## [EXERCISE OBJECTIVE]
Images appear in the records below; leave them out and repeat everything else exactly.
*** STORED RECORDS ***
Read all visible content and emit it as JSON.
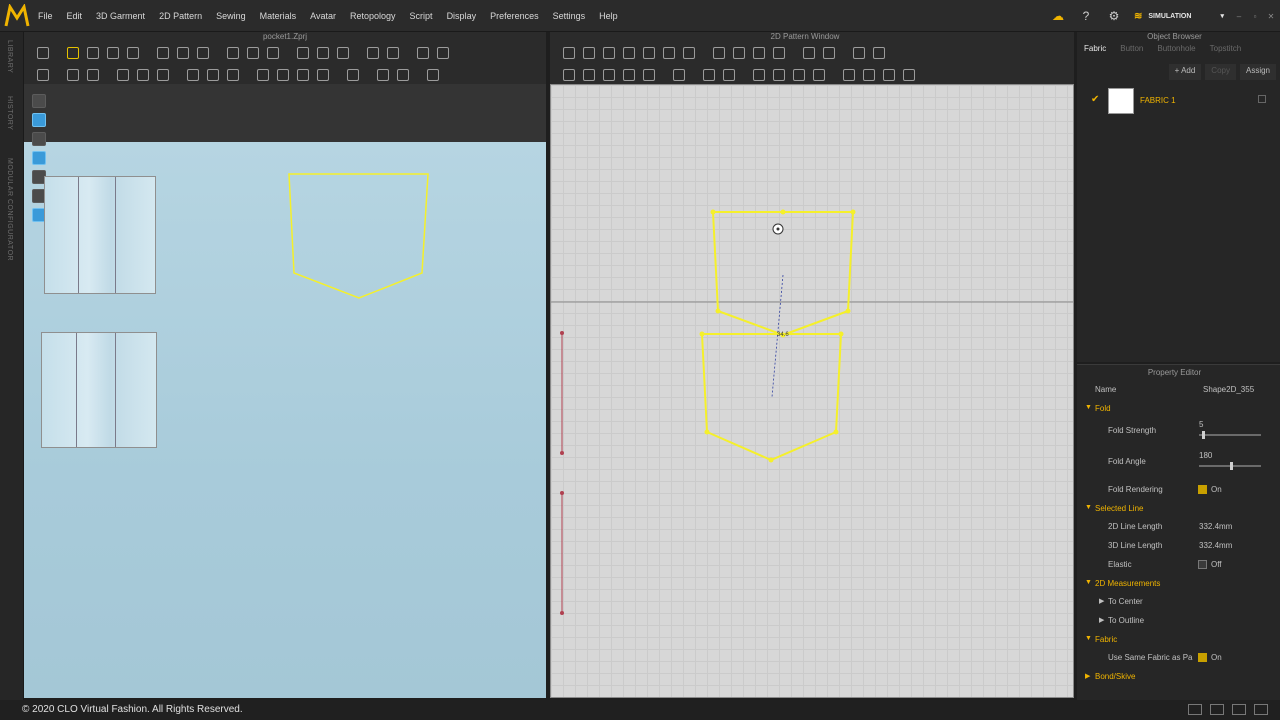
{
  "menubar": {
    "items": [
      "File",
      "Edit",
      "3D Garment",
      "2D Pattern",
      "Sewing",
      "Materials",
      "Avatar",
      "Retopology",
      "Script",
      "Display",
      "Preferences",
      "Settings",
      "Help"
    ],
    "mode_label": "SIMULATION"
  },
  "left_strip": {
    "labels": [
      "LIBRARY",
      "HISTORY",
      "MODULAR CONFIGURATOR"
    ]
  },
  "view3d": {
    "title": "pocket1.Zprj"
  },
  "view2d": {
    "title": "2D Pattern Window",
    "measure_label": "34.6"
  },
  "object_browser": {
    "title": "Object Browser",
    "tabs": [
      "Fabric",
      "Button",
      "Buttonhole",
      "Topstitch"
    ],
    "actions": {
      "add": "+ Add",
      "copy": "Copy",
      "assign": "Assign"
    },
    "fabric": {
      "name": "FABRIC 1"
    }
  },
  "property_editor": {
    "title": "Property Editor",
    "name_label": "Name",
    "name_value": "Shape2D_355",
    "fold": {
      "section": "Fold",
      "strength_label": "Fold Strength",
      "strength_value": "5",
      "strength_fraction": 0.05,
      "angle_label": "Fold Angle",
      "angle_value": "180",
      "angle_fraction": 0.5,
      "rendering_label": "Fold Rendering",
      "rendering_value": "On"
    },
    "selected_line": {
      "section": "Selected Line",
      "length2d_label": "2D Line Length",
      "length2d_value": "332.4mm",
      "length3d_label": "3D Line Length",
      "length3d_value": "332.4mm",
      "elastic_label": "Elastic",
      "elastic_value": "Off"
    },
    "measurements": {
      "section": "2D Measurements",
      "to_center": "To Center",
      "to_outline": "To Outline"
    },
    "fabric": {
      "section": "Fabric",
      "same_label": "Use Same Fabric as Pa",
      "same_value": "On"
    },
    "bond": {
      "section": "Bond/Skive"
    }
  },
  "status": {
    "copyright": "© 2020 CLO Virtual Fashion. All Rights Reserved."
  },
  "colors": {
    "accent": "#f0b400",
    "selection": "#f5f02a",
    "bg": "#262626"
  }
}
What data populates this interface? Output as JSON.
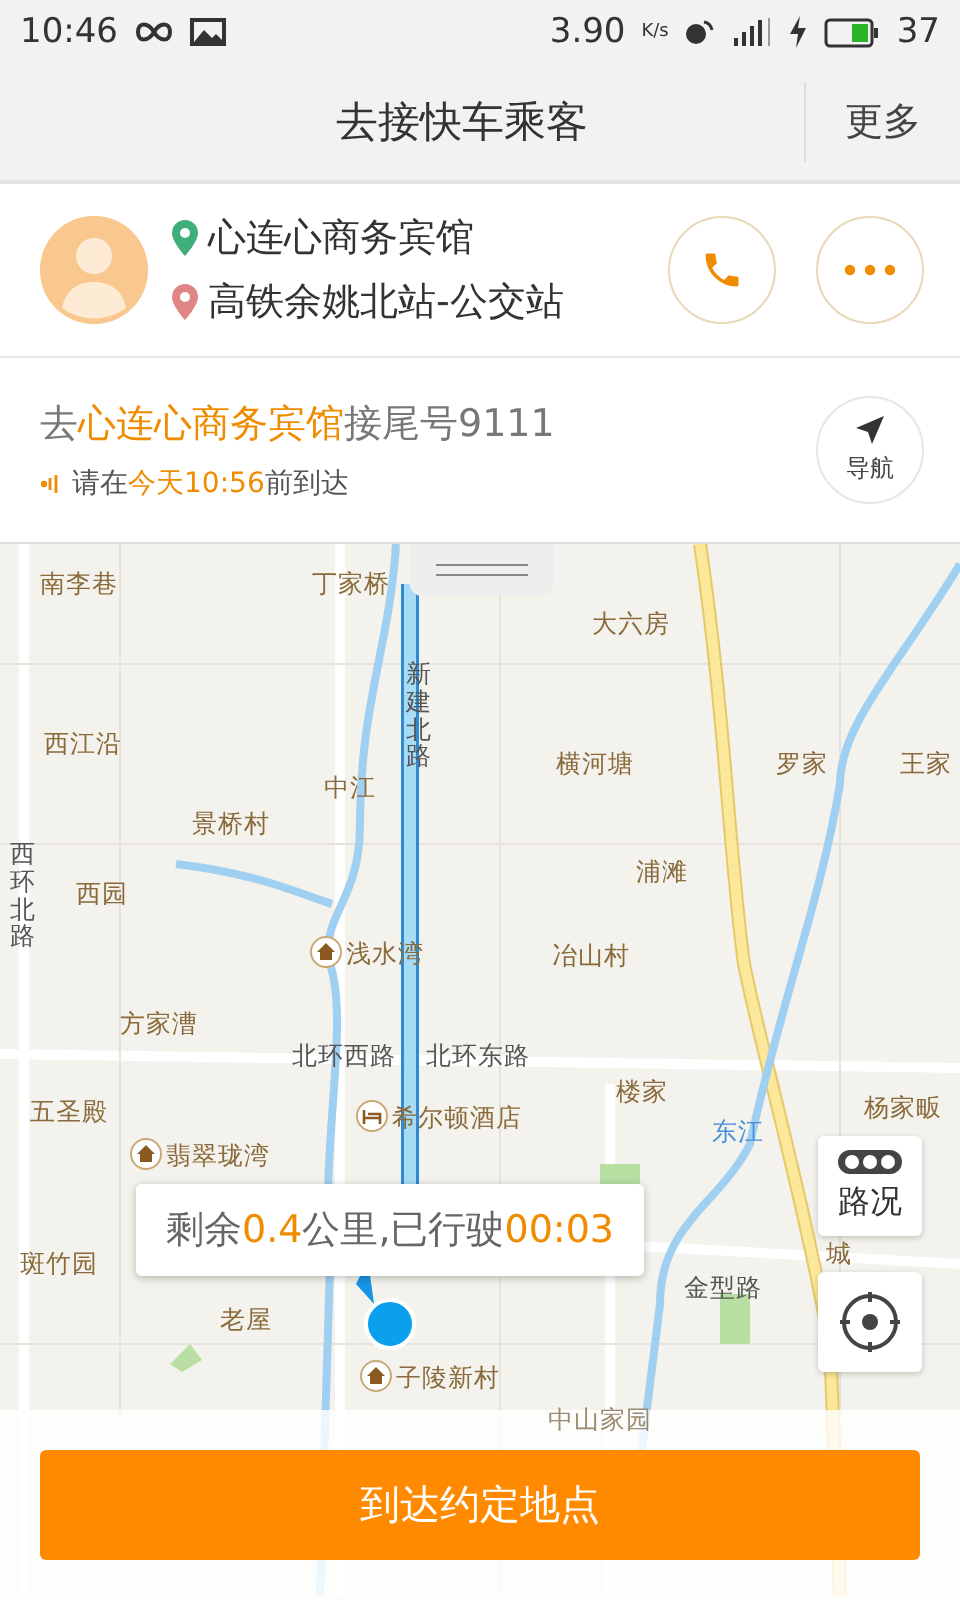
{
  "status_bar": {
    "time": "10:46",
    "speed": "3.90",
    "speed_unit": "K/s",
    "battery": "37"
  },
  "title_bar": {
    "title": "去接快车乘客",
    "more": "更多"
  },
  "passenger": {
    "pickup": "心连心商务宾馆",
    "dropoff": "高铁余姚北站-公交站"
  },
  "trip_info": {
    "headline": [
      {
        "text": "去",
        "highlight": false
      },
      {
        "text": "心连心商务宾馆",
        "highlight": true
      },
      {
        "text": "接尾号9111",
        "highlight": false
      }
    ],
    "deadline": [
      {
        "text": "请在",
        "highlight": false
      },
      {
        "text": "今天10:56",
        "highlight": true
      },
      {
        "text": "前到达",
        "highlight": false
      }
    ],
    "nav_label": "导航"
  },
  "map": {
    "labels": [
      {
        "text": "南李巷",
        "kind": "place"
      },
      {
        "text": "丁家桥",
        "kind": "place"
      },
      {
        "text": "大六房",
        "kind": "place"
      },
      {
        "text": "西江沿",
        "kind": "place"
      },
      {
        "text": "新建北路",
        "kind": "road-vertical"
      },
      {
        "text": "中江",
        "kind": "place"
      },
      {
        "text": "横河塘",
        "kind": "place"
      },
      {
        "text": "罗家",
        "kind": "place"
      },
      {
        "text": "王家",
        "kind": "place"
      },
      {
        "text": "西环北路",
        "kind": "road-vertical"
      },
      {
        "text": "景桥村",
        "kind": "place"
      },
      {
        "text": "西园",
        "kind": "place"
      },
      {
        "text": "浦滩",
        "kind": "place"
      },
      {
        "text": "浅水湾",
        "kind": "home"
      },
      {
        "text": "冶山村",
        "kind": "place"
      },
      {
        "text": "方家漕",
        "kind": "place"
      },
      {
        "text": "北环西路",
        "kind": "road"
      },
      {
        "text": "北环东路",
        "kind": "road"
      },
      {
        "text": "楼家",
        "kind": "place"
      },
      {
        "text": "五圣殿",
        "kind": "place"
      },
      {
        "text": "杨家畈",
        "kind": "place"
      },
      {
        "text": "希尔顿酒店",
        "kind": "hotel"
      },
      {
        "text": "东江",
        "kind": "water"
      },
      {
        "text": "翡翠珑湾",
        "kind": "home"
      },
      {
        "text": "斑竹园",
        "kind": "place"
      },
      {
        "text": "城",
        "kind": "place"
      },
      {
        "text": "金型路",
        "kind": "road"
      },
      {
        "text": "老屋",
        "kind": "place"
      },
      {
        "text": "子陵新村",
        "kind": "home"
      },
      {
        "text": "中山家园",
        "kind": "faded"
      }
    ],
    "trip_popup": [
      {
        "text": "剩余",
        "highlight": false
      },
      {
        "text": "0.4",
        "highlight": true
      },
      {
        "text": "公里,已行驶",
        "highlight": false
      },
      {
        "text": "00:03",
        "highlight": true
      }
    ],
    "traffic_label": "路况",
    "action_button": "到达约定地点"
  }
}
***
## [EXERCISE RESULT]
Read all visible content and emit it as JSON.
{
  "menubar": {
    "items": [
      "File",
      "Edit",
      "3D Garment",
      "2D Pattern",
      "Sewing",
      "Materials",
      "Avatar",
      "Retopology",
      "Script",
      "Display",
      "Preferences",
      "Settings",
      "Help"
    ],
    "mode_label": "SIMULATION"
  },
  "left_strip": {
    "labels": [
      "LIBRARY",
      "HISTORY",
      "MODULAR CONFIGURATOR"
    ]
  },
  "view3d": {
    "title": "pocket1.Zprj"
  },
  "view2d": {
    "title": "2D Pattern Window",
    "measure_label": "34.6"
  },
  "object_browser": {
    "title": "Object Browser",
    "tabs": [
      "Fabric",
      "Button",
      "Buttonhole",
      "Topstitch"
    ],
    "actions": {
      "add": "+ Add",
      "copy": "Copy",
      "assign": "Assign"
    },
    "fabric": {
      "name": "FABRIC 1"
    }
  },
  "property_editor": {
    "title": "Property Editor",
    "name_label": "Name",
    "name_value": "Shape2D_355",
    "fold": {
      "section": "Fold",
      "strength_label": "Fold Strength",
      "strength_value": "5",
      "strength_fraction": 0.05,
      "angle_label": "Fold Angle",
      "angle_value": "180",
      "angle_fraction": 0.5,
      "rendering_label": "Fold Rendering",
      "rendering_value": "On"
    },
    "selected_line": {
      "section": "Selected Line",
      "length2d_label": "2D Line Length",
      "length2d_value": "332.4mm",
      "length3d_label": "3D Line Length",
      "length3d_value": "332.4mm",
      "elastic_label": "Elastic",
      "elastic_value": "Off"
    },
    "measurements": {
      "section": "2D Measurements",
      "to_center": "To Center",
      "to_outline": "To Outline"
    },
    "fabric": {
      "section": "Fabric",
      "same_label": "Use Same Fabric as Pa",
      "same_value": "On"
    },
    "bond": {
      "section": "Bond/Skive"
    }
  },
  "status": {
    "copyright": "© 2020 CLO Virtual Fashion. All Rights Reserved."
  },
  "colors": {
    "accent": "#f0b400",
    "selection": "#f5f02a",
    "bg": "#262626"
  }
}
What data populates this interface? Output as JSON.
{
  "status_bar": {
    "time": "10:46",
    "speed": "3.90",
    "speed_unit": "K/s",
    "battery": "37"
  },
  "title_bar": {
    "title": "去接快车乘客",
    "more": "更多"
  },
  "passenger": {
    "pickup": "心连心商务宾馆",
    "dropoff": "高铁余姚北站-公交站"
  },
  "trip_info": {
    "headline": [
      {
        "text": "去",
        "highlight": false
      },
      {
        "text": "心连心商务宾馆",
        "highlight": true
      },
      {
        "text": "接尾号9111",
        "highlight": false
      }
    ],
    "deadline": [
      {
        "text": "请在",
        "highlight": false
      },
      {
        "text": "今天10:56",
        "highlight": true
      },
      {
        "text": "前到达",
        "highlight": false
      }
    ],
    "nav_label": "导航"
  },
  "map": {
    "labels": [
      {
        "text": "南李巷",
        "kind": "place"
      },
      {
        "text": "丁家桥",
        "kind": "place"
      },
      {
        "text": "大六房",
        "kind": "place"
      },
      {
        "text": "西江沿",
        "kind": "place"
      },
      {
        "text": "新建北路",
        "kind": "road-vertical"
      },
      {
        "text": "中江",
        "kind": "place"
      },
      {
        "text": "横河塘",
        "kind": "place"
      },
      {
        "text": "罗家",
        "kind": "place"
      },
      {
        "text": "王家",
        "kind": "place"
      },
      {
        "text": "西环北路",
        "kind": "road-vertical"
      },
      {
        "text": "景桥村",
        "kind": "place"
      },
      {
        "text": "西园",
        "kind": "place"
      },
      {
        "text": "浦滩",
        "kind": "place"
      },
      {
        "text": "浅水湾",
        "kind": "home"
      },
      {
        "text": "冶山村",
        "kind": "place"
      },
      {
        "text": "方家漕",
        "kind": "place"
      },
      {
        "text": "北环西路",
        "kind": "road"
      },
      {
        "text": "北环东路",
        "kind": "road"
      },
      {
        "text": "楼家",
        "kind": "place"
      },
      {
        "text": "五圣殿",
        "kind": "place"
      },
      {
        "text": "杨家畈",
        "kind": "place"
      },
      {
        "text": "希尔顿酒店",
        "kind": "hotel"
      },
      {
        "text": "东江",
        "kind": "water"
      },
      {
        "text": "翡翠珑湾",
        "kind": "home"
      },
      {
        "text": "斑竹园",
        "kind": "place"
      },
      {
        "text": "城",
        "kind": "place"
      },
      {
        "text": "金型路",
        "kind": "road"
      },
      {
        "text": "老屋",
        "kind": "place"
      },
      {
        "text": "子陵新村",
        "kind": "home"
      },
      {
        "text": "中山家园",
        "kind": "faded"
      }
    ],
    "trip_popup": [
      {
        "text": "剩余",
        "highlight": false
      },
      {
        "text": "0.4",
        "highlight": true
      },
      {
        "text": "公里,已行驶",
        "highlight": false
      },
      {
        "text": "00:03",
        "highlight": true
      }
    ],
    "traffic_label": "路况",
    "action_button": "到达约定地点"
  }
}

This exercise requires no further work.